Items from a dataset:
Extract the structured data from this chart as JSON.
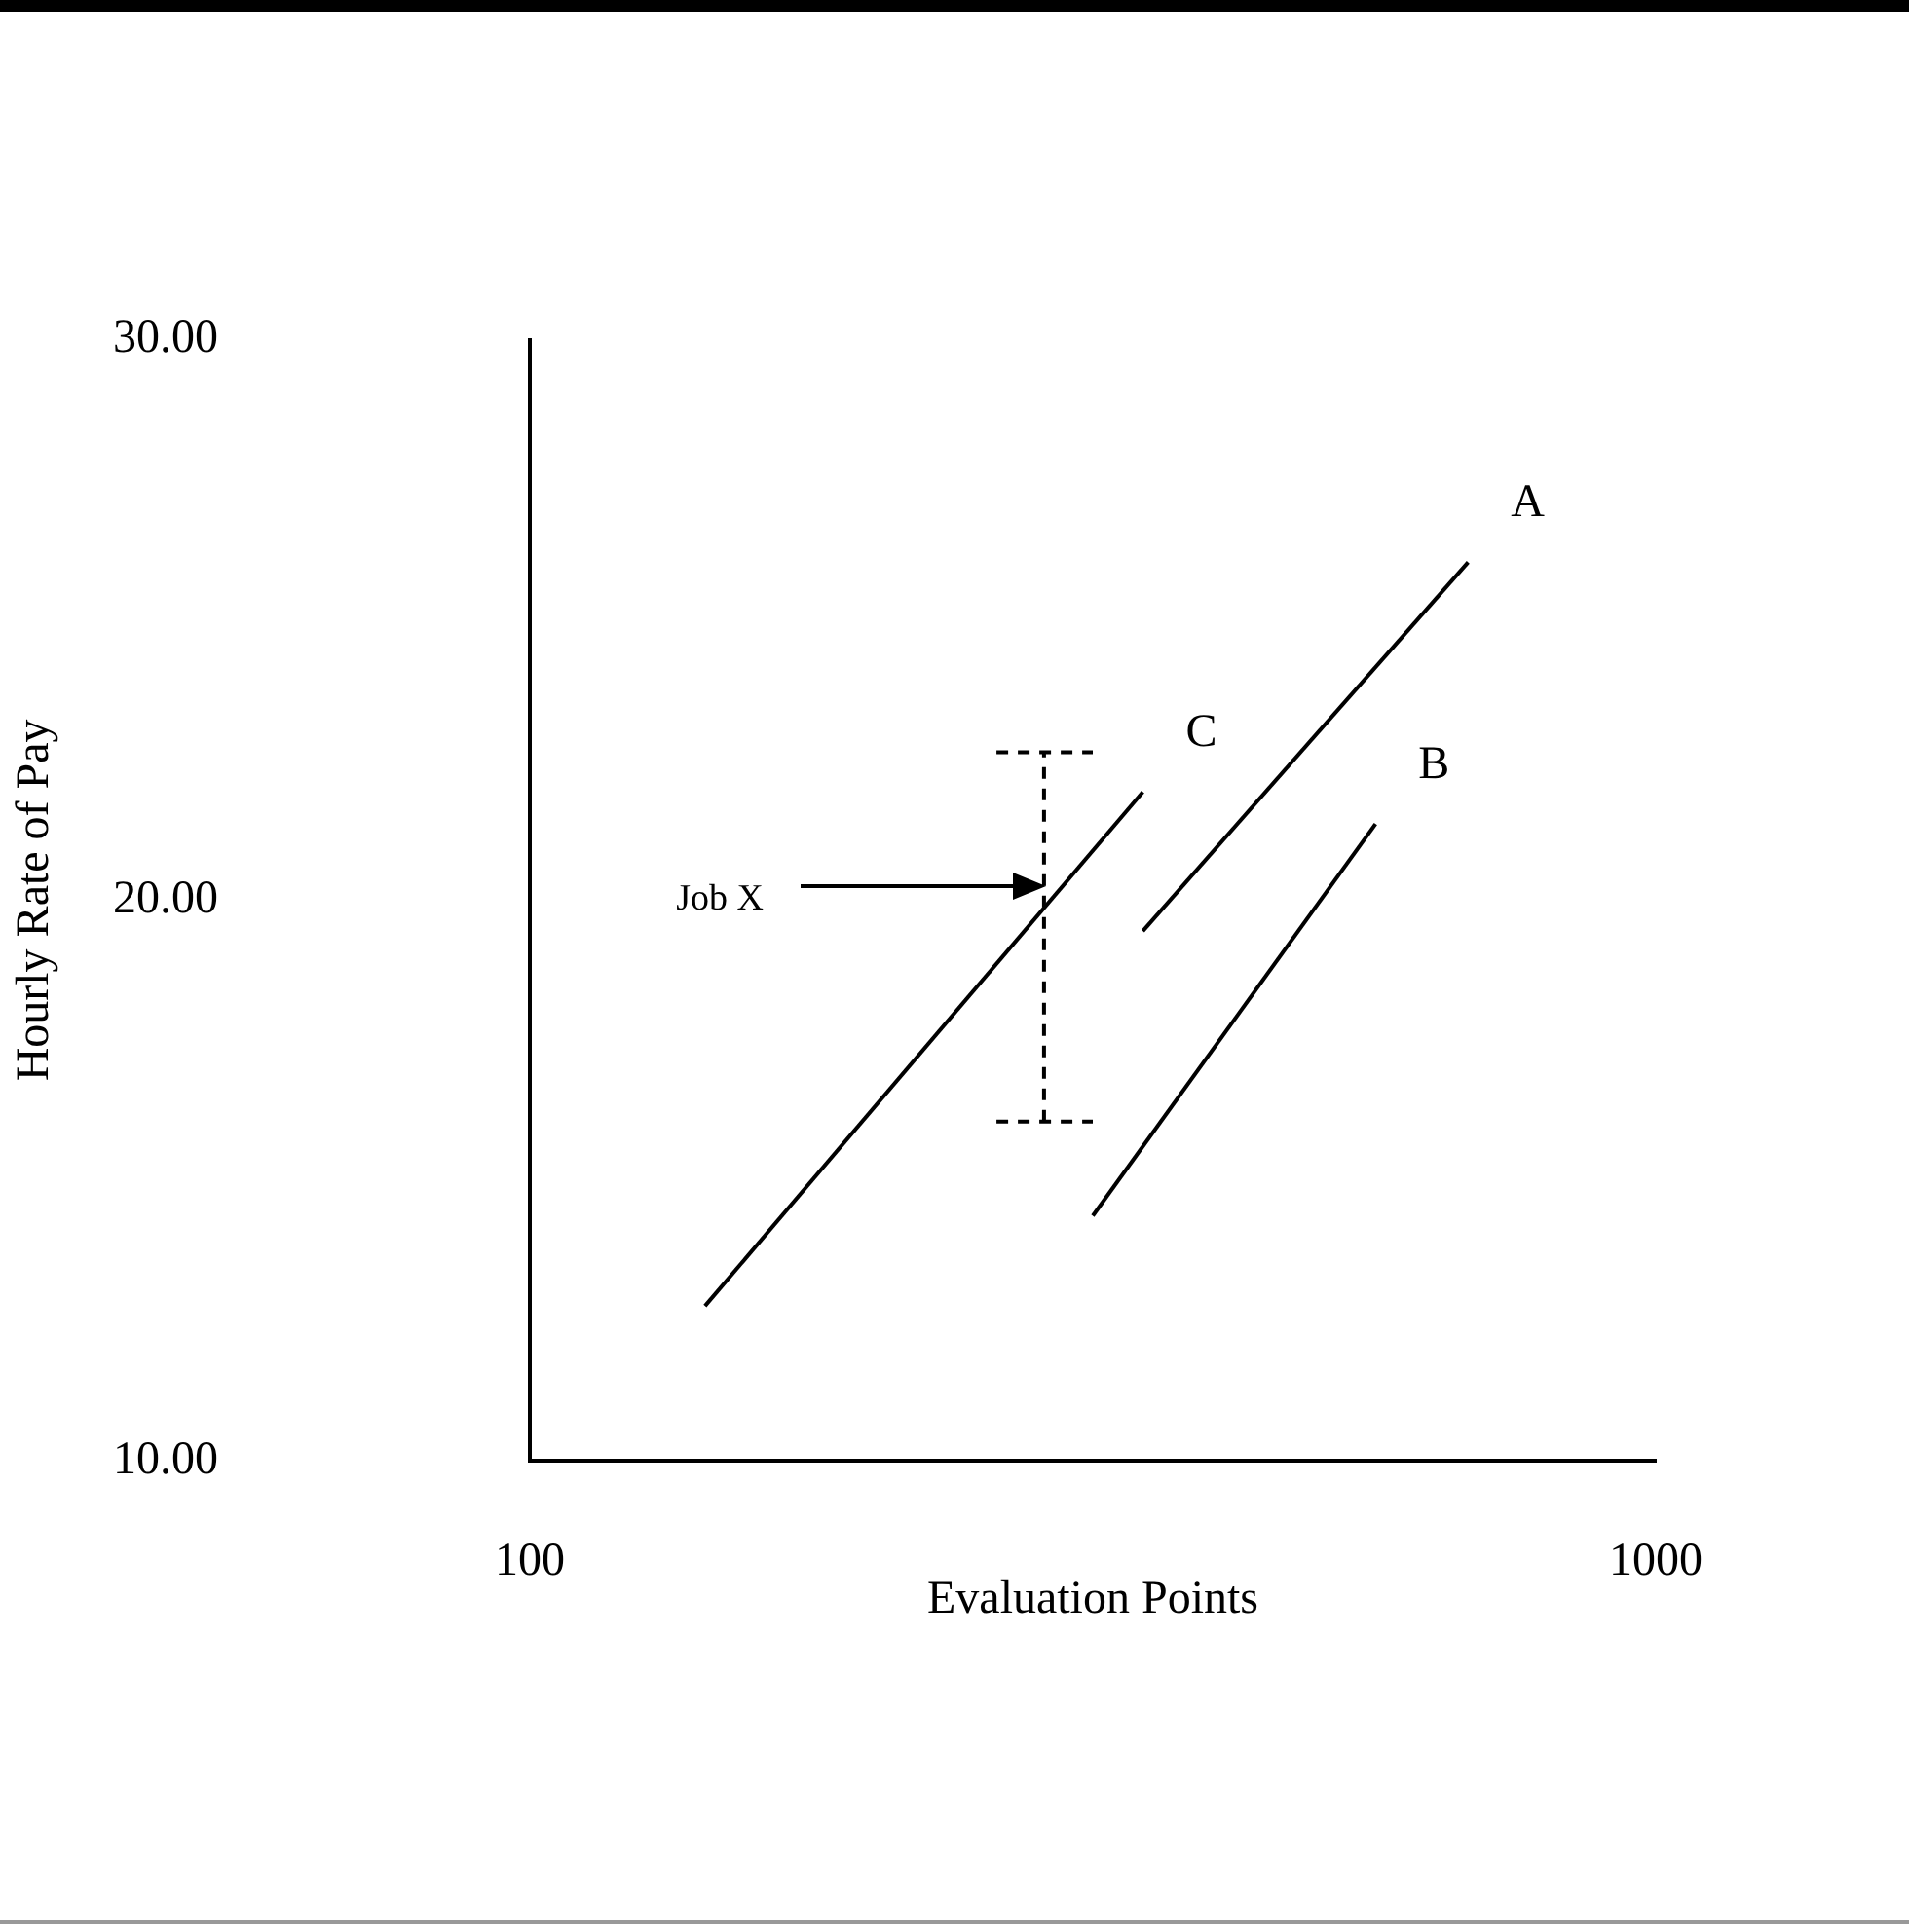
{
  "chart_data": {
    "type": "line",
    "xlabel": "Evaluation Points",
    "ylabel": "Hourly Rate of Pay",
    "xlim": [
      100,
      1000
    ],
    "xticks": [
      100,
      1000
    ],
    "ylim": [
      10,
      30
    ],
    "yticks": [
      {
        "value": 10,
        "label": "10.00"
      },
      {
        "value": 20,
        "label": "20.00"
      },
      {
        "value": 30,
        "label": "30.00"
      }
    ],
    "grid": false,
    "legend": false,
    "marker": "none",
    "line_style": "solid",
    "series": [
      {
        "name": "A",
        "color": "#000000",
        "x": [
          590,
          850
        ],
        "values": [
          19.45,
          26.03
        ]
      },
      {
        "name": "B",
        "color": "#000000",
        "x": [
          550,
          776
        ],
        "values": [
          14.37,
          21.36
        ]
      },
      {
        "name": "C",
        "color": "#000000",
        "x": [
          240,
          590
        ],
        "values": [
          12.76,
          21.93
        ]
      },
      {
        "color": "#000000",
        "x": [
          511,
          511
        ],
        "values": [
          16.05,
          22.64
        ],
        "line_style": "dashed"
      },
      {
        "color": "#000000",
        "x": [
          473,
          550
        ],
        "values": [
          22.64,
          22.64
        ],
        "line_style": "dashed"
      },
      {
        "color": "#000000",
        "x": [
          473,
          550
        ],
        "values": [
          16.05,
          16.05
        ],
        "line_style": "dashed"
      }
    ],
    "annotations": [
      "Job X"
    ]
  }
}
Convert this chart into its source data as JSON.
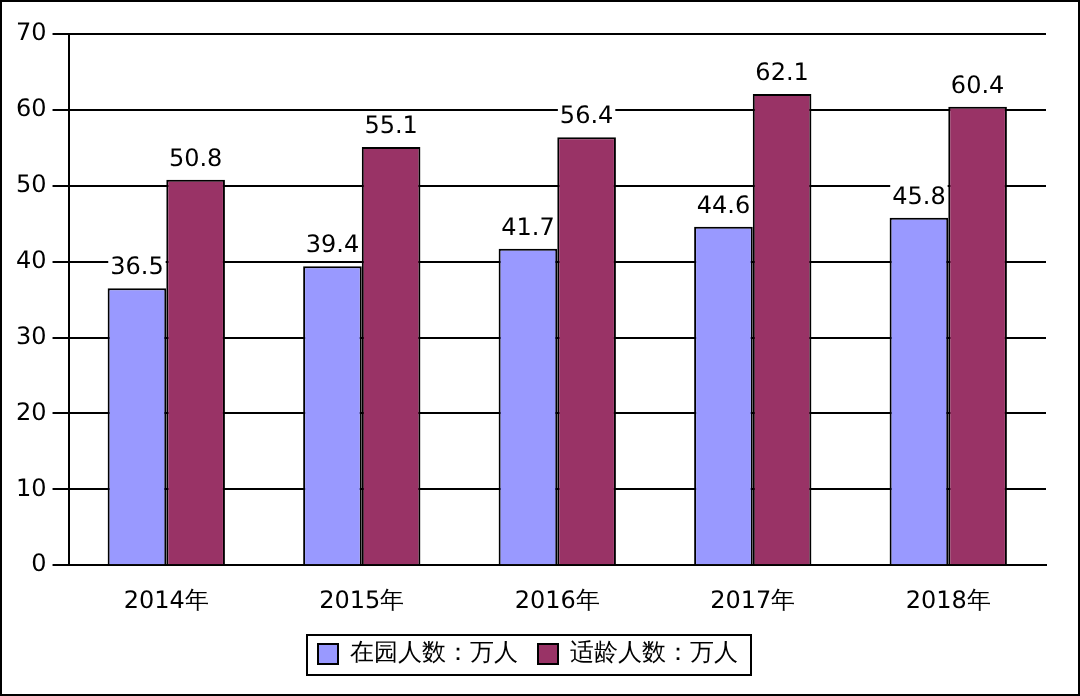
{
  "chart_data": {
    "type": "bar",
    "categories": [
      "2014年",
      "2015年",
      "2016年",
      "2017年",
      "2018年"
    ],
    "series": [
      {
        "name": "在园人数：万人",
        "color": "#9999ff",
        "values": [
          36.5,
          39.4,
          41.7,
          44.6,
          45.8
        ]
      },
      {
        "name": "适龄人数：万人",
        "color": "#993366",
        "values": [
          50.8,
          55.1,
          56.4,
          62.1,
          60.4
        ]
      }
    ],
    "ylim": [
      0,
      70
    ],
    "yticks": [
      0,
      10,
      20,
      30,
      40,
      50,
      60,
      70
    ],
    "grid": "y",
    "legend": "bottom",
    "data_labels": true
  }
}
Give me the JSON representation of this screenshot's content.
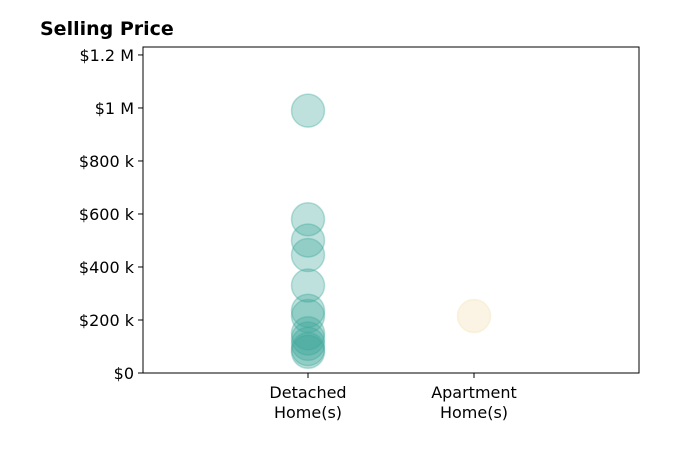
{
  "chart_data": {
    "type": "scatter",
    "title": "Selling Price",
    "xlabel": "",
    "ylabel": "",
    "categories": [
      [
        "Detached",
        "Home(s)"
      ],
      [
        "Apartment",
        "Home(s)"
      ]
    ],
    "ylim": [
      0,
      1230000
    ],
    "yticks": [
      0,
      200000,
      400000,
      600000,
      800000,
      1000000,
      1200000
    ],
    "ytick_labels": [
      "$0",
      "$200 k",
      "$400 k",
      "$600 k",
      "$800 k",
      "$1 M",
      "$1.2 M"
    ],
    "grid": false,
    "legend": "none",
    "series": [
      {
        "category_index": 0,
        "color": "#3aa597",
        "values": [
          990000,
          580000,
          500000,
          445000,
          330000,
          235000,
          215000,
          150000,
          130000,
          110000,
          90000,
          80000
        ]
      },
      {
        "category_index": 1,
        "color": "#f2dfae",
        "values": [
          215000
        ]
      }
    ]
  }
}
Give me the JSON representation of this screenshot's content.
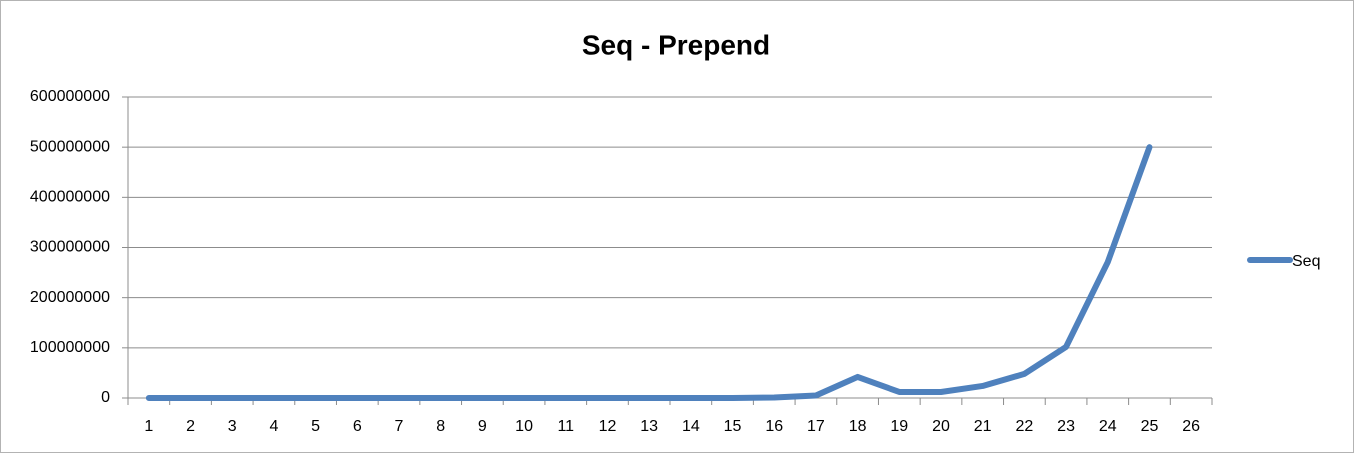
{
  "chart_data": {
    "type": "line",
    "title": "Seq - Prepend",
    "categories": [
      "1",
      "2",
      "3",
      "4",
      "5",
      "6",
      "7",
      "8",
      "9",
      "10",
      "11",
      "12",
      "13",
      "14",
      "15",
      "16",
      "17",
      "18",
      "19",
      "20",
      "21",
      "22",
      "23",
      "24",
      "25",
      "26"
    ],
    "series": [
      {
        "name": "Seq",
        "color": "#4f81bd",
        "values": [
          0,
          0,
          0,
          0,
          0,
          0,
          0,
          0,
          0,
          0,
          0,
          0,
          0,
          0,
          0,
          1000000,
          5000000,
          42000000,
          12000000,
          12000000,
          24000000,
          48000000,
          102000000,
          271000000,
          500000000,
          null
        ]
      }
    ],
    "ylim": [
      0,
      600000000
    ],
    "yticks": [
      0,
      100000000,
      200000000,
      300000000,
      400000000,
      500000000,
      600000000
    ],
    "grid": true,
    "legend": "right"
  }
}
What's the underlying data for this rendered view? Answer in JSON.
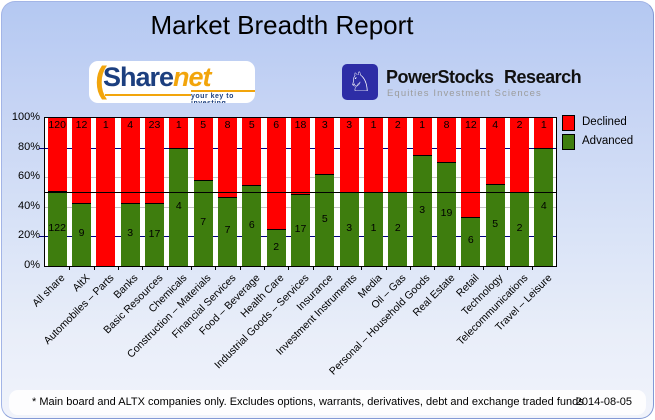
{
  "title": "Market Breadth Report",
  "logos": {
    "sharenet": {
      "paren": "(",
      "word_share": "Share",
      "word_net": "net",
      "tagline": "your key to investing"
    },
    "powerstocks": {
      "knight_glyph": "♘",
      "name": "PowerStocks Research",
      "subtitle": "Equities Investment Sciences"
    }
  },
  "legend": {
    "items": [
      {
        "label": "Declined",
        "color": "#ff0000"
      },
      {
        "label": "Advanced",
        "color": "#3e7d0e"
      }
    ]
  },
  "chart_data": {
    "type": "bar",
    "stacked_percent": true,
    "title": "Market Breadth Report",
    "categories": [
      "All share",
      "AltX",
      "Automobiles – Parts",
      "Banks",
      "Basic Resources",
      "Chemicals",
      "Construction – Materials",
      "Financial Services",
      "Food – Beverage",
      "Health Care",
      "Industrial Goods – Services",
      "Insurance",
      "Investment Instruments",
      "Media",
      "Oil – Gas",
      "Personal – Household Goods",
      "Real Estate",
      "Retail",
      "Technology",
      "Telecommunications",
      "Travel – Leisure"
    ],
    "series": [
      {
        "name": "Declined",
        "color": "#ff0000",
        "values": [
          120,
          12,
          1,
          4,
          23,
          1,
          5,
          8,
          5,
          6,
          18,
          3,
          3,
          1,
          2,
          1,
          8,
          12,
          4,
          2,
          1
        ]
      },
      {
        "name": "Advanced",
        "color": "#3e7d0e",
        "values": [
          122,
          9,
          0,
          3,
          17,
          4,
          7,
          7,
          6,
          2,
          17,
          5,
          3,
          1,
          2,
          3,
          19,
          6,
          5,
          2,
          4
        ]
      }
    ],
    "yticks": [
      "100%",
      "80%",
      "60%",
      "40%",
      "20%",
      "0%"
    ],
    "ylim": [
      0,
      100
    ],
    "reference_line_percent": 50,
    "gridlines": [
      {
        "percent": 80,
        "color": "#000080"
      },
      {
        "percent": 60,
        "color": "#c4c4c4"
      },
      {
        "percent": 40,
        "color": "#c4c4c4"
      },
      {
        "percent": 20,
        "color": "#000080"
      }
    ],
    "legend_position": "right"
  },
  "footer": {
    "note": "* Main board and ALTX companies only. Excludes options, warrants, derivatives, debt and exchange traded funds",
    "date": "2014-08-05"
  }
}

** The problem **
Transcribe the records above exactly, omitting every picture they contain.

** Final result **
Extract the structured data from this chart as JSON.
{
  "chart_data": {
    "type": "line",
    "xlabel": "Evaluation Points",
    "ylabel": "Hourly Rate of Pay",
    "xlim": [
      100,
      1000
    ],
    "xticks": [
      100,
      1000
    ],
    "ylim": [
      10,
      30
    ],
    "yticks": [
      {
        "value": 10,
        "label": "10.00"
      },
      {
        "value": 20,
        "label": "20.00"
      },
      {
        "value": 30,
        "label": "30.00"
      }
    ],
    "grid": false,
    "legend": false,
    "marker": "none",
    "line_style": "solid",
    "series": [
      {
        "name": "A",
        "color": "#000000",
        "x": [
          590,
          850
        ],
        "values": [
          19.45,
          26.03
        ]
      },
      {
        "name": "B",
        "color": "#000000",
        "x": [
          550,
          776
        ],
        "values": [
          14.37,
          21.36
        ]
      },
      {
        "name": "C",
        "color": "#000000",
        "x": [
          240,
          590
        ],
        "values": [
          12.76,
          21.93
        ]
      },
      {
        "color": "#000000",
        "x": [
          511,
          511
        ],
        "values": [
          16.05,
          22.64
        ],
        "line_style": "dashed"
      },
      {
        "color": "#000000",
        "x": [
          473,
          550
        ],
        "values": [
          22.64,
          22.64
        ],
        "line_style": "dashed"
      },
      {
        "color": "#000000",
        "x": [
          473,
          550
        ],
        "values": [
          16.05,
          16.05
        ],
        "line_style": "dashed"
      }
    ],
    "annotations": [
      "Job X"
    ]
  }
}
Convert this chart into its source data as JSON.
{
  "chart_data": {
    "type": "bar",
    "categories": [
      "2014年",
      "2015年",
      "2016年",
      "2017年",
      "2018年"
    ],
    "series": [
      {
        "name": "在园人数：万人",
        "color": "#9999ff",
        "values": [
          36.5,
          39.4,
          41.7,
          44.6,
          45.8
        ]
      },
      {
        "name": "适龄人数：万人",
        "color": "#993366",
        "values": [
          50.8,
          55.1,
          56.4,
          62.1,
          60.4
        ]
      }
    ],
    "ylim": [
      0,
      70
    ],
    "yticks": [
      0,
      10,
      20,
      30,
      40,
      50,
      60,
      70
    ],
    "grid": "y",
    "legend": "bottom",
    "data_labels": true
  }
}
Give me the JSON representation of this screenshot's content.
{
  "chart_data": {
    "type": "scatter",
    "title": "Selling Price",
    "xlabel": "",
    "ylabel": "",
    "categories": [
      [
        "Detached",
        "Home(s)"
      ],
      [
        "Apartment",
        "Home(s)"
      ]
    ],
    "ylim": [
      0,
      1230000
    ],
    "yticks": [
      0,
      200000,
      400000,
      600000,
      800000,
      1000000,
      1200000
    ],
    "ytick_labels": [
      "$0",
      "$200 k",
      "$400 k",
      "$600 k",
      "$800 k",
      "$1 M",
      "$1.2 M"
    ],
    "grid": false,
    "legend": "none",
    "series": [
      {
        "category_index": 0,
        "color": "#3aa597",
        "values": [
          990000,
          580000,
          500000,
          445000,
          330000,
          235000,
          215000,
          150000,
          130000,
          110000,
          90000,
          80000
        ]
      },
      {
        "category_index": 1,
        "color": "#f2dfae",
        "values": [
          215000
        ]
      }
    ]
  }
}
Give me the JSON representation of this screenshot's content.
{
  "chart_data": {
    "type": "line",
    "title": "Seq - Prepend",
    "categories": [
      "1",
      "2",
      "3",
      "4",
      "5",
      "6",
      "7",
      "8",
      "9",
      "10",
      "11",
      "12",
      "13",
      "14",
      "15",
      "16",
      "17",
      "18",
      "19",
      "20",
      "21",
      "22",
      "23",
      "24",
      "25",
      "26"
    ],
    "series": [
      {
        "name": "Seq",
        "color": "#4f81bd",
        "values": [
          0,
          0,
          0,
          0,
          0,
          0,
          0,
          0,
          0,
          0,
          0,
          0,
          0,
          0,
          0,
          1000000,
          5000000,
          42000000,
          12000000,
          12000000,
          24000000,
          48000000,
          102000000,
          271000000,
          500000000,
          null
        ]
      }
    ],
    "ylim": [
      0,
      600000000
    ],
    "yticks": [
      0,
      100000000,
      200000000,
      300000000,
      400000000,
      500000000,
      600000000
    ],
    "grid": true,
    "legend": "right"
  }
}
What's the underlying data for this rendered view? Answer in JSON.
{
  "title": "Market Breadth Report",
  "logos": {
    "sharenet": {
      "paren": "(",
      "word_share": "Share",
      "word_net": "net",
      "tagline": "your key to investing"
    },
    "powerstocks": {
      "knight_glyph": "♘",
      "name": "PowerStocks Research",
      "subtitle": "Equities Investment Sciences"
    }
  },
  "legend": {
    "items": [
      {
        "label": "Declined",
        "color": "#ff0000"
      },
      {
        "label": "Advanced",
        "color": "#3e7d0e"
      }
    ]
  },
  "chart_data": {
    "type": "bar",
    "stacked_percent": true,
    "title": "Market Breadth Report",
    "categories": [
      "All share",
      "AltX",
      "Automobiles – Parts",
      "Banks",
      "Basic Resources",
      "Chemicals",
      "Construction – Materials",
      "Financial Services",
      "Food – Beverage",
      "Health Care",
      "Industrial Goods – Services",
      "Insurance",
      "Investment Instruments",
      "Media",
      "Oil – Gas",
      "Personal – Household Goods",
      "Real Estate",
      "Retail",
      "Technology",
      "Telecommunications",
      "Travel – Leisure"
    ],
    "series": [
      {
        "name": "Declined",
        "color": "#ff0000",
        "values": [
          120,
          12,
          1,
          4,
          23,
          1,
          5,
          8,
          5,
          6,
          18,
          3,
          3,
          1,
          2,
          1,
          8,
          12,
          4,
          2,
          1
        ]
      },
      {
        "name": "Advanced",
        "color": "#3e7d0e",
        "values": [
          122,
          9,
          0,
          3,
          17,
          4,
          7,
          7,
          6,
          2,
          17,
          5,
          3,
          1,
          2,
          3,
          19,
          6,
          5,
          2,
          4
        ]
      }
    ],
    "yticks": [
      "100%",
      "80%",
      "60%",
      "40%",
      "20%",
      "0%"
    ],
    "ylim": [
      0,
      100
    ],
    "reference_line_percent": 50,
    "gridlines": [
      {
        "percent": 80,
        "color": "#000080"
      },
      {
        "percent": 60,
        "color": "#c4c4c4"
      },
      {
        "percent": 40,
        "color": "#c4c4c4"
      },
      {
        "percent": 20,
        "color": "#000080"
      }
    ],
    "legend_position": "right"
  },
  "footer": {
    "note": "* Main board and ALTX companies only. Excludes options, warrants, derivatives, debt and exchange traded funds",
    "date": "2014-08-05"
  }
}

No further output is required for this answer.